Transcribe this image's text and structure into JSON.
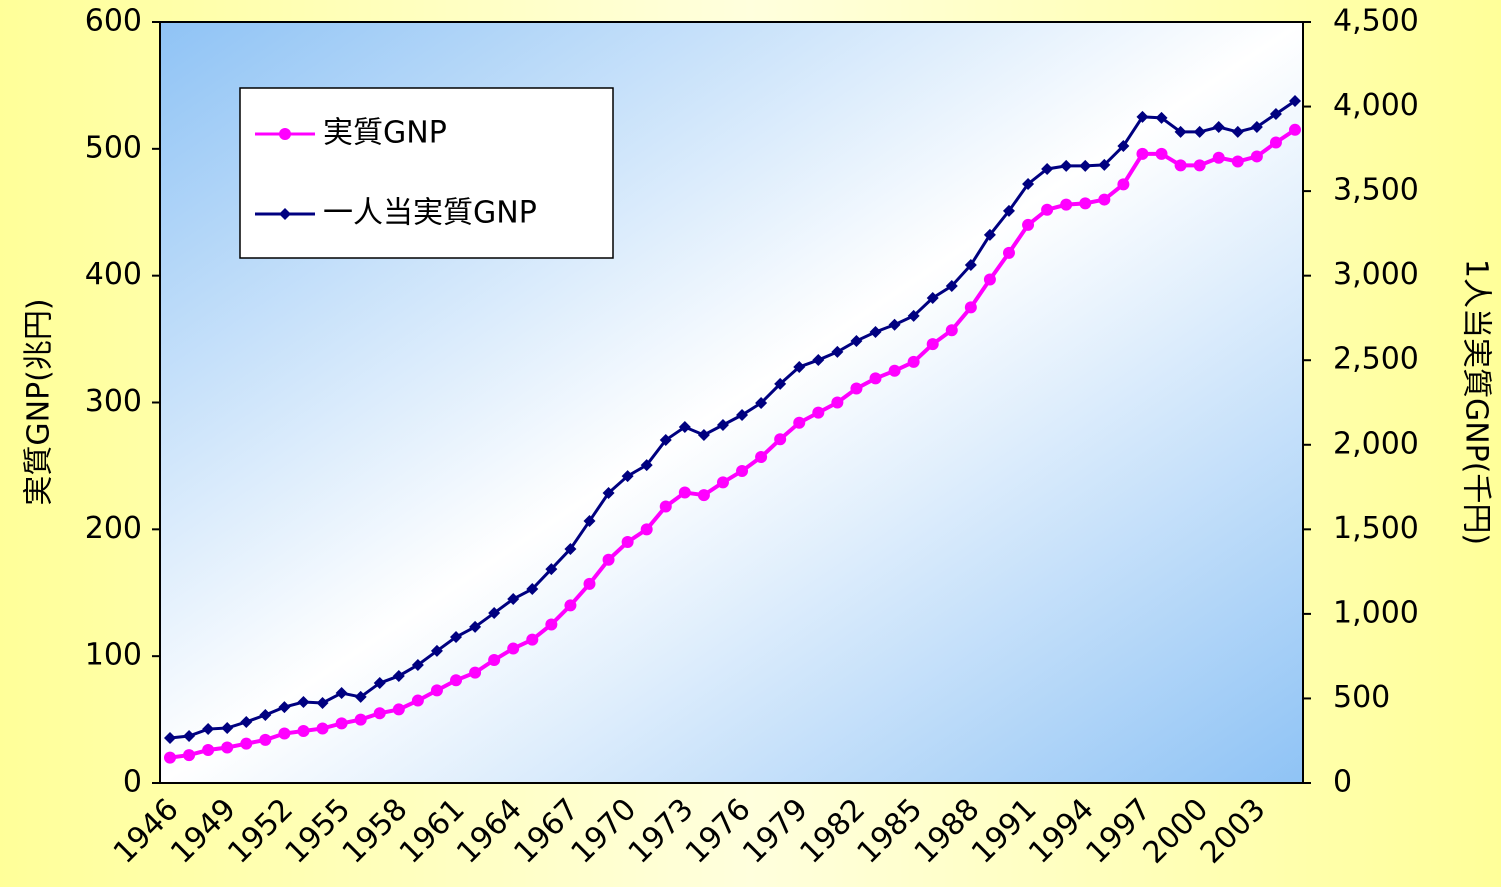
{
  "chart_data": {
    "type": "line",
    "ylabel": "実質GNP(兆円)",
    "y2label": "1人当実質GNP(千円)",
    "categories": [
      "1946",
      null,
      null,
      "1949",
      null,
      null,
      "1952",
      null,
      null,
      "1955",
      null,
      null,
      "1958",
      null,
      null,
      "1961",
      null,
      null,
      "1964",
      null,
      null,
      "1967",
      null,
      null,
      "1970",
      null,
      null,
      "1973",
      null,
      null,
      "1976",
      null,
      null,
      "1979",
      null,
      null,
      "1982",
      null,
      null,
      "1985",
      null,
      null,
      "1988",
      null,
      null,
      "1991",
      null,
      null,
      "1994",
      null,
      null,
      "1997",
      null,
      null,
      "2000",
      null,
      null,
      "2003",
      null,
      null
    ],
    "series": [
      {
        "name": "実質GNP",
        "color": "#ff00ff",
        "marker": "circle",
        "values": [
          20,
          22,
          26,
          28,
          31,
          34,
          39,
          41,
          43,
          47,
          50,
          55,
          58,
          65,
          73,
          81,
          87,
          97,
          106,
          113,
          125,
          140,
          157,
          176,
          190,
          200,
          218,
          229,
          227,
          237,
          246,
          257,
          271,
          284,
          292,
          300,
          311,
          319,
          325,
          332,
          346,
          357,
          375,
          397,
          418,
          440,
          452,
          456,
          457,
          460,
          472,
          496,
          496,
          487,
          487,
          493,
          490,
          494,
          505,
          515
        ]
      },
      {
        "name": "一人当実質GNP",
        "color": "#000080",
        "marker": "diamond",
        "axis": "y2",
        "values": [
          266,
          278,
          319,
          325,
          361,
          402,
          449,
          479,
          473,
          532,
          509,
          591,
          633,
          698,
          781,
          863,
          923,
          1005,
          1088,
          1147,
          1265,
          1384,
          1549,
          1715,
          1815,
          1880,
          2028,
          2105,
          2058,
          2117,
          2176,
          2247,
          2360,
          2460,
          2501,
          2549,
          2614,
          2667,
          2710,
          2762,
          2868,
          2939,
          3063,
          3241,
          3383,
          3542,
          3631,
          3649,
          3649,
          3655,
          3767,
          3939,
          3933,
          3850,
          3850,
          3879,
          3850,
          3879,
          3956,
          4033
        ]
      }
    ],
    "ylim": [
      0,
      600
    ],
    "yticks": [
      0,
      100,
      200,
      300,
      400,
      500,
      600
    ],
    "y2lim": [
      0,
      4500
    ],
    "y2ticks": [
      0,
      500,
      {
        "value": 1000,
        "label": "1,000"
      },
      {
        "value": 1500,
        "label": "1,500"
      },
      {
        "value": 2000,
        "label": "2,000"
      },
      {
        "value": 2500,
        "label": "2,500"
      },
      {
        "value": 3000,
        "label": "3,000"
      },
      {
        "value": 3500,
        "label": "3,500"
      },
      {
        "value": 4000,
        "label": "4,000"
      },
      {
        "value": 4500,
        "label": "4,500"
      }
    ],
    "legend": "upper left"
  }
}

───

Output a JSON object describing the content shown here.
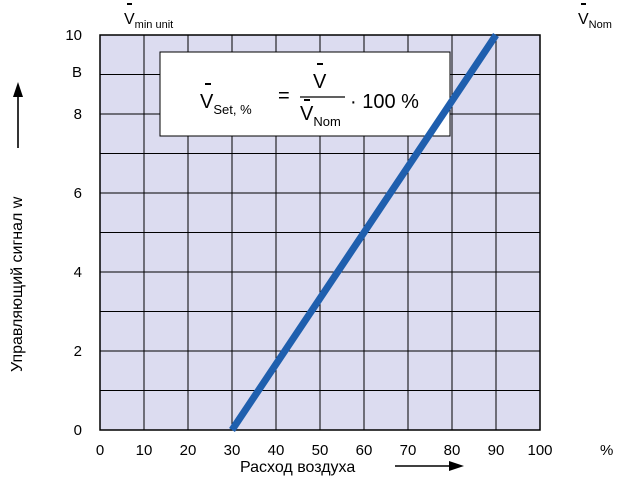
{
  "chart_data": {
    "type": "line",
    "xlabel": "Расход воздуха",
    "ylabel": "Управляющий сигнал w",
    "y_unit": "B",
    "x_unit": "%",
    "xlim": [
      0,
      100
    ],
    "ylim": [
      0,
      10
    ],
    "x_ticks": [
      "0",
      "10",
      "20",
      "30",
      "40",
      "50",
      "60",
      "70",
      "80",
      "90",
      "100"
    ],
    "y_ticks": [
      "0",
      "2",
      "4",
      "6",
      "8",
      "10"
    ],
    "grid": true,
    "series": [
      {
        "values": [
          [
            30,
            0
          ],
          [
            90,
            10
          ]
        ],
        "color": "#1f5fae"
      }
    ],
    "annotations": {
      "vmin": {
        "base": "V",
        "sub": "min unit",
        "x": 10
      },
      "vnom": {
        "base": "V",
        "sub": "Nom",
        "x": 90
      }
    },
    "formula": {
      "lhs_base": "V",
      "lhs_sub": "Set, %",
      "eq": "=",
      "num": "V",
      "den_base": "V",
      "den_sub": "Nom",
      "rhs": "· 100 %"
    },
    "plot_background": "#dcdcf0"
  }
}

───

> **PROBLEM REQUIREMENTS**: Say how many lines hold the word "color", giving the number and nothing else.

> **IN RESPONSE**: 3